- [Exercise task] Pick out each line containing the string "text".

— start Records for the exercise —

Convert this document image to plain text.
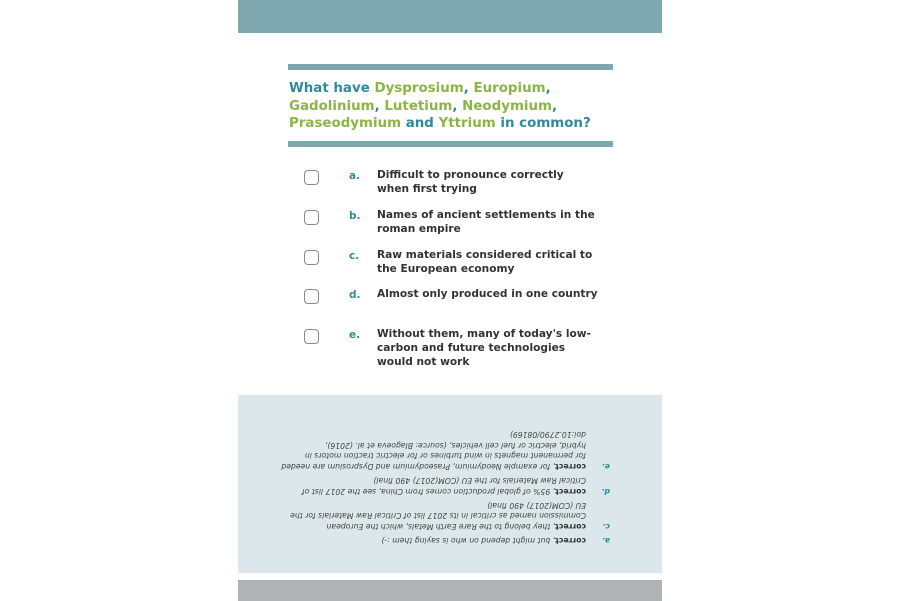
What have Dysprosium, Europium,
Gadolinium, Lutetium, Neodymium,
Praseodymium and Yttrium in common?
a. Difficult to pronounce correctly when first trying
b. Names of ancient settlements in the roman empire
c. Raw materials considered critical to the European economy
d. Almost only produced in one country
e. Without them, many of today's low-carbon and future technologies would not work
a.
correct, but might depend on who is saying them :-)
c.
correct, they belong to the Rare Earth Metals, which the European Commission named as critical in its 2017 list of Critical Raw Materials for the EU (COM(2017) 490 final)
d.
correct, 95% of global production comes from China, see the 2017 list of Critical Raw Materials for the EU (COM(2017) 490 final)
e.
correct, for example Neodymium, Praseodymium and Dysprosium are needed for permanent magnets in wind turbines or for electric traction motors in hybrid, electric or fuel cell vehicles, (source: Blagoeva et al. (2016), doi:10.2790/08169)
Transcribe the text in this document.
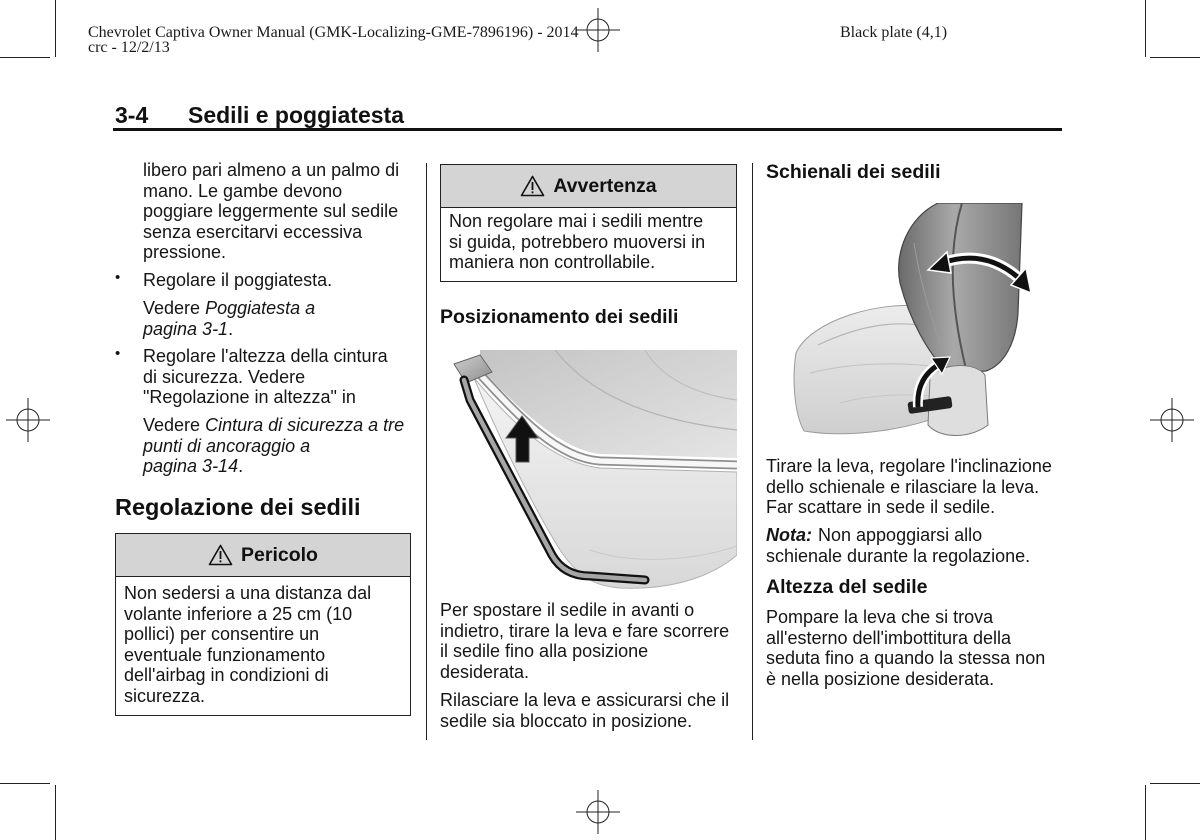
Chevrolet Captiva Owner Manual (GMK-Localizing-GME-7896196) - 2014
crc - 12/2/13
Black plate (4,1)
3-4 Sedili e poggiatesta
libero pari almeno a un palmo di
mano. Le gambe devono
poggiare leggermente sul sedile
senza esercitarvi eccessiva
pressione.
• Regolare il poggiatesta.
Vedere Poggiatesta a
pagina 3-1.
• Regolare l'altezza della cintura
di sicurezza. Vedere
"Regolazione in altezza" in
Vedere Cintura di sicurezza a tre
punti di ancoraggio a
pagina 3-14.
Regolazione dei sedili
Pericolo
Non sedersi a una distanza dal
volante inferiore a 25 cm (10
pollici) per consentire un
eventuale funzionamento
dell'airbag in condizioni di
sicurezza.
Avvertenza
Non regolare mai i sedili mentre
si guida, potrebbero muoversi in
maniera non controllabile.
Posizionamento dei sedili
Per spostare il sedile in avanti o
indietro, tirare la leva e fare scorrere
il sedile fino alla posizione
desiderata.
Rilasciare la leva e assicurarsi che il
sedile sia bloccato in posizione.
Schienali dei sedili
Tirare la leva, regolare l'inclinazione
dello schienale e rilasciare la leva.
Far scattare in sede il sedile.
Nota: Non appoggiarsi allo
schienale durante la regolazione.
Altezza del sedile
Pompare la leva che si trova
all'esterno dell'imbottitura della
seduta fino a quando la stessa non
è nella posizione desiderata.
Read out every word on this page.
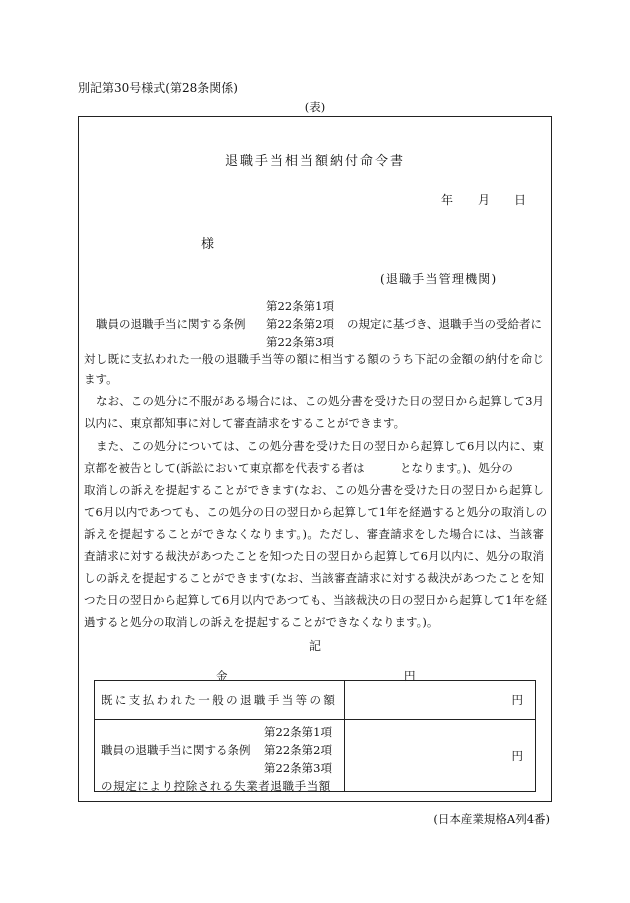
別記第30号様式(第28条関係)
(表)
退職手当相当額納付命令書
年 月 日
様
(退職手当管理機関)
職員の退職手当に関する条例
第22条第1項
第22条第2項
第22条第3項
の規定に基づき、退職手当の受給者に
対し既に支払われた一般の退職手当等の額に相当する額のうち下記の金額の納付を命じ
ます。
なお、この処分に不服がある場合には、この処分書を受けた日の翌日から起算して3月
以内に、東京都知事に対して審査請求をすることができます。
また、この処分については、この処分書を受けた日の翌日から起算して6月以内に、東
京都を被告として(訴訟において東京都を代表する者は	となります。)、処分の
取消しの訴えを提起することができます(なお、この処分書を受けた日の翌日から起算し
て6月以内であつても、この処分の日の翌日から起算して1年を経過すると処分の取消しの
訴えを提起することができなくなります。)。ただし、審査請求をした場合には、当該審
査請求に対する裁決があつたことを知つた日の翌日から起算して6月以内に、処分の取消
しの訴えを提起することができます(なお、当該審査請求に対する裁決があつたことを知
つた日の翌日から起算して6月以内であつても、当該裁決の日の翌日から起算して1年を経
過すると処分の取消しの訴えを提起することができなくなります。)。
記
金	円
既に支払われた一般の退職手当等の額	円

第22条第1項
職員の退職手当に関する条例 第22条第2項
第22条第3項
の規定により控除される失業者退職手当額	円
(日本産業規格A列4番)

— end Records for the exercise —

- [Full response]
Convert this document image to plain text.
Transcribe the text in this document.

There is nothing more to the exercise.